◆ GIVEN EXERCISE ◆
Leave out the pictures and repeat everything else in the records exactly.

◆ DATA ROWS ◆
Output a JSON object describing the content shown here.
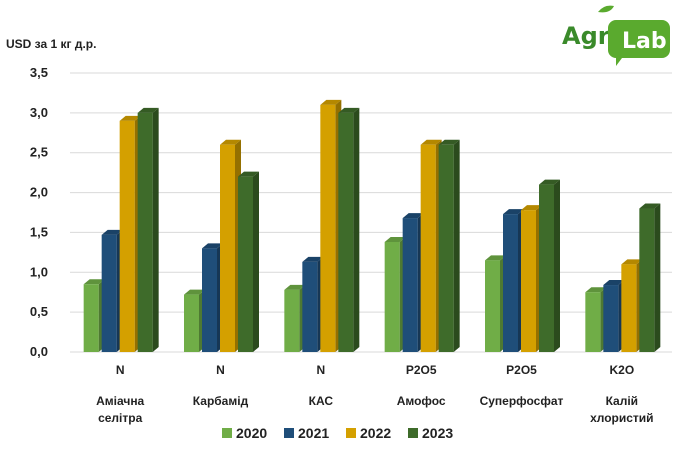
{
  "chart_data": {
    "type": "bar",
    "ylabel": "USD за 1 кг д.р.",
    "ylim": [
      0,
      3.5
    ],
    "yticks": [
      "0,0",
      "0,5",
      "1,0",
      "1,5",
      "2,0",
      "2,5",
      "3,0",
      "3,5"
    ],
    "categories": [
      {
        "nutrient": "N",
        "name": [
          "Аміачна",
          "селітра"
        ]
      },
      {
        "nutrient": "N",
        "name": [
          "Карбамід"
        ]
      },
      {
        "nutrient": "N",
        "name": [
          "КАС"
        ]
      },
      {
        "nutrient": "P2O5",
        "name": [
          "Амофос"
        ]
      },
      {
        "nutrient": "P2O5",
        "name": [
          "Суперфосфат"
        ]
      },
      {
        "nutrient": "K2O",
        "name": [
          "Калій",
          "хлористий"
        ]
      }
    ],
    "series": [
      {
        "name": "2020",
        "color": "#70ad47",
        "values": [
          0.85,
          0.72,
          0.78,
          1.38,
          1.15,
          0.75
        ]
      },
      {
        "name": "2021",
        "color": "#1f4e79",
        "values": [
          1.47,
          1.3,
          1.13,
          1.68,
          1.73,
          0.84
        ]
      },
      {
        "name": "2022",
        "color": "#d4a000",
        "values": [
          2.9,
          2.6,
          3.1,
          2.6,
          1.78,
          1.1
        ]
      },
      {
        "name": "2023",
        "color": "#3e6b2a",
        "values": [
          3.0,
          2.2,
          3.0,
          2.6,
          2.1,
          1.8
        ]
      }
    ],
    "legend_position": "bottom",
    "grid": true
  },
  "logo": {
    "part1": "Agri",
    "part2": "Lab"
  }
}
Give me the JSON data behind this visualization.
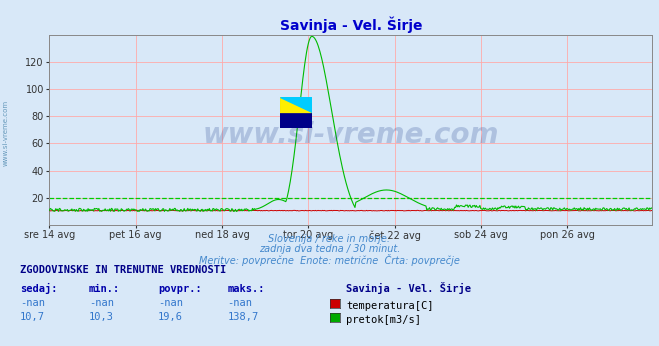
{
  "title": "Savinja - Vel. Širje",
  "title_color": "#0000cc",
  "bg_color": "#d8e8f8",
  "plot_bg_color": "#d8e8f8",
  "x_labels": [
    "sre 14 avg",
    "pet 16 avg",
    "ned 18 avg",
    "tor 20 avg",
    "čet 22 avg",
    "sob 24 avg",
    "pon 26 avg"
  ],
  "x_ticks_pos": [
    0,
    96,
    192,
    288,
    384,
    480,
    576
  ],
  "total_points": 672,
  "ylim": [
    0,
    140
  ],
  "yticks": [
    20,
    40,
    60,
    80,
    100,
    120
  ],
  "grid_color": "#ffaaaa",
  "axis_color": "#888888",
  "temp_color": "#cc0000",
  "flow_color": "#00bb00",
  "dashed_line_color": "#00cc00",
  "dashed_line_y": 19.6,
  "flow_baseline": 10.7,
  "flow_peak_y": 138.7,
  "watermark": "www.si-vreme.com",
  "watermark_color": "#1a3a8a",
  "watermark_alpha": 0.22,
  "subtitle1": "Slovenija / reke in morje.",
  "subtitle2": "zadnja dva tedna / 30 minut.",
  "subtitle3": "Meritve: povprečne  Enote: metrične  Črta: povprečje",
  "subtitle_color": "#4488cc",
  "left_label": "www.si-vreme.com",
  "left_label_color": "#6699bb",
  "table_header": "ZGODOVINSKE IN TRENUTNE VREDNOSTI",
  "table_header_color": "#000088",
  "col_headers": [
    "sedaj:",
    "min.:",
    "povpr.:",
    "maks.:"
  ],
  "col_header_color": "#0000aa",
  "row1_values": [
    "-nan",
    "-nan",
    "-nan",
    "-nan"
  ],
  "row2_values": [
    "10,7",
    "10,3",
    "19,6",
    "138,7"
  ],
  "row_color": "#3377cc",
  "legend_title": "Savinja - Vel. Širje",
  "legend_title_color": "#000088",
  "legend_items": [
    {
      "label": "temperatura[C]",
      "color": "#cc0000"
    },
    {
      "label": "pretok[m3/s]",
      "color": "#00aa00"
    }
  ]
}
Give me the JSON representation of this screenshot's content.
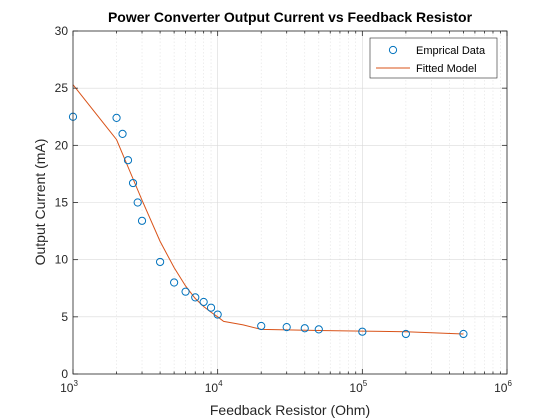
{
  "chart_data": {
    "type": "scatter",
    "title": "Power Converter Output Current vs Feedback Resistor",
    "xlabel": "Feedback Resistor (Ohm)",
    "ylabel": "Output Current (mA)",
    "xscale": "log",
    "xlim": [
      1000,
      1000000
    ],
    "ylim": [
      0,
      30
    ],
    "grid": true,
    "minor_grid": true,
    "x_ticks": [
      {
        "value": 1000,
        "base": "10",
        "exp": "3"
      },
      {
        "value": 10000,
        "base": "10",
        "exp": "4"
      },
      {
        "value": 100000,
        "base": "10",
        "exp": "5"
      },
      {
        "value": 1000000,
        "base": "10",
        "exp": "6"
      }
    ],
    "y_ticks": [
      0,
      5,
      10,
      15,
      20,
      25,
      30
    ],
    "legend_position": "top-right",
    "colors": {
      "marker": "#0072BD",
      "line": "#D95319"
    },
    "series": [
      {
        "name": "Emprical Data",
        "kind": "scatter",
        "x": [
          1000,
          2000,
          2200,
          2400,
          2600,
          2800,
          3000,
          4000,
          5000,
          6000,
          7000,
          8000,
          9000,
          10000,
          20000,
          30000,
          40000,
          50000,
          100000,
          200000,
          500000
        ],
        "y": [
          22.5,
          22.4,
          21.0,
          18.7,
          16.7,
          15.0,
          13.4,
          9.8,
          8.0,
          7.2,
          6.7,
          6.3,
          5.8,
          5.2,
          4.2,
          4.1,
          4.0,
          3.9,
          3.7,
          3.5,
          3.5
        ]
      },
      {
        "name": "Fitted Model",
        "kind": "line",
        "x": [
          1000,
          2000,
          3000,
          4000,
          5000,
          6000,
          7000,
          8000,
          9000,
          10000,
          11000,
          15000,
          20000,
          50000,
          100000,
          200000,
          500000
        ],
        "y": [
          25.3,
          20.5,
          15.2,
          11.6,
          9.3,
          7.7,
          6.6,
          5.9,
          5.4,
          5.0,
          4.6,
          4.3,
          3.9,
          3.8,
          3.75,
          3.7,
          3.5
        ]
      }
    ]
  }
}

◆ OUTPUT BELOW ◆
Output a JSON object describing the content shown here.
{
  "chart_data": {
    "type": "bar",
    "ylabel": "USD за 1 кг д.р.",
    "ylim": [
      0,
      3.5
    ],
    "yticks": [
      "0,0",
      "0,5",
      "1,0",
      "1,5",
      "2,0",
      "2,5",
      "3,0",
      "3,5"
    ],
    "categories": [
      {
        "nutrient": "N",
        "name": [
          "Аміачна",
          "селітра"
        ]
      },
      {
        "nutrient": "N",
        "name": [
          "Карбамід"
        ]
      },
      {
        "nutrient": "N",
        "name": [
          "КАС"
        ]
      },
      {
        "nutrient": "P2O5",
        "name": [
          "Амофос"
        ]
      },
      {
        "nutrient": "P2O5",
        "name": [
          "Суперфосфат"
        ]
      },
      {
        "nutrient": "K2O",
        "name": [
          "Калій",
          "хлористий"
        ]
      }
    ],
    "series": [
      {
        "name": "2020",
        "color": "#70ad47",
        "values": [
          0.85,
          0.72,
          0.78,
          1.38,
          1.15,
          0.75
        ]
      },
      {
        "name": "2021",
        "color": "#1f4e79",
        "values": [
          1.47,
          1.3,
          1.13,
          1.68,
          1.73,
          0.84
        ]
      },
      {
        "name": "2022",
        "color": "#d4a000",
        "values": [
          2.9,
          2.6,
          3.1,
          2.6,
          1.78,
          1.1
        ]
      },
      {
        "name": "2023",
        "color": "#3e6b2a",
        "values": [
          3.0,
          2.2,
          3.0,
          2.6,
          2.1,
          1.8
        ]
      }
    ],
    "legend_position": "bottom",
    "grid": true
  },
  "logo": {
    "part1": "Agri",
    "part2": "Lab"
  }
}
Give me the JSON data behind this visualization.
{
  "title": "Savinja - Vel. Širje",
  "title_color": "#0000cc",
  "bg_color": "#d8e8f8",
  "plot_bg_color": "#d8e8f8",
  "x_labels": [
    "sre 14 avg",
    "pet 16 avg",
    "ned 18 avg",
    "tor 20 avg",
    "čet 22 avg",
    "sob 24 avg",
    "pon 26 avg"
  ],
  "x_ticks_pos": [
    0,
    96,
    192,
    288,
    384,
    480,
    576
  ],
  "total_points": 672,
  "ylim": [
    0,
    140
  ],
  "yticks": [
    20,
    40,
    60,
    80,
    100,
    120
  ],
  "grid_color": "#ffaaaa",
  "axis_color": "#888888",
  "temp_color": "#cc0000",
  "flow_color": "#00bb00",
  "dashed_line_color": "#00cc00",
  "dashed_line_y": 19.6,
  "flow_baseline": 10.7,
  "flow_peak_y": 138.7,
  "watermark": "www.si-vreme.com",
  "watermark_color": "#1a3a8a",
  "watermark_alpha": 0.22,
  "subtitle1": "Slovenija / reke in morje.",
  "subtitle2": "zadnja dva tedna / 30 minut.",
  "subtitle3": "Meritve: povprečne  Enote: metrične  Črta: povprečje",
  "subtitle_color": "#4488cc",
  "left_label": "www.si-vreme.com",
  "left_label_color": "#6699bb",
  "table_header": "ZGODOVINSKE IN TRENUTNE VREDNOSTI",
  "table_header_color": "#000088",
  "col_headers": [
    "sedaj:",
    "min.:",
    "povpr.:",
    "maks.:"
  ],
  "col_header_color": "#0000aa",
  "row1_values": [
    "-nan",
    "-nan",
    "-nan",
    "-nan"
  ],
  "row2_values": [
    "10,7",
    "10,3",
    "19,6",
    "138,7"
  ],
  "row_color": "#3377cc",
  "legend_title": "Savinja - Vel. Širje",
  "legend_title_color": "#000088",
  "legend_items": [
    {
      "label": "temperatura[C]",
      "color": "#cc0000"
    },
    {
      "label": "pretok[m3/s]",
      "color": "#00aa00"
    }
  ]
}
Give me the JSON representation of this screenshot's content.
{
  "chart_data": {
    "type": "scatter",
    "title": "Power Converter Output Current vs Feedback Resistor",
    "xlabel": "Feedback Resistor (Ohm)",
    "ylabel": "Output Current (mA)",
    "xscale": "log",
    "xlim": [
      1000,
      1000000
    ],
    "ylim": [
      0,
      30
    ],
    "grid": true,
    "minor_grid": true,
    "x_ticks": [
      {
        "value": 1000,
        "base": "10",
        "exp": "3"
      },
      {
        "value": 10000,
        "base": "10",
        "exp": "4"
      },
      {
        "value": 100000,
        "base": "10",
        "exp": "5"
      },
      {
        "value": 1000000,
        "base": "10",
        "exp": "6"
      }
    ],
    "y_ticks": [
      0,
      5,
      10,
      15,
      20,
      25,
      30
    ],
    "legend_position": "top-right",
    "colors": {
      "marker": "#0072BD",
      "line": "#D95319"
    },
    "series": [
      {
        "name": "Emprical Data",
        "kind": "scatter",
        "x": [
          1000,
          2000,
          2200,
          2400,
          2600,
          2800,
          3000,
          4000,
          5000,
          6000,
          7000,
          8000,
          9000,
          10000,
          20000,
          30000,
          40000,
          50000,
          100000,
          200000,
          500000
        ],
        "y": [
          22.5,
          22.4,
          21.0,
          18.7,
          16.7,
          15.0,
          13.4,
          9.8,
          8.0,
          7.2,
          6.7,
          6.3,
          5.8,
          5.2,
          4.2,
          4.1,
          4.0,
          3.9,
          3.7,
          3.5,
          3.5
        ]
      },
      {
        "name": "Fitted Model",
        "kind": "line",
        "x": [
          1000,
          2000,
          3000,
          4000,
          5000,
          6000,
          7000,
          8000,
          9000,
          10000,
          11000,
          15000,
          20000,
          50000,
          100000,
          200000,
          500000
        ],
        "y": [
          25.3,
          20.5,
          15.2,
          11.6,
          9.3,
          7.7,
          6.6,
          5.9,
          5.4,
          5.0,
          4.6,
          4.3,
          3.9,
          3.8,
          3.75,
          3.7,
          3.5
        ]
      }
    ]
  }
}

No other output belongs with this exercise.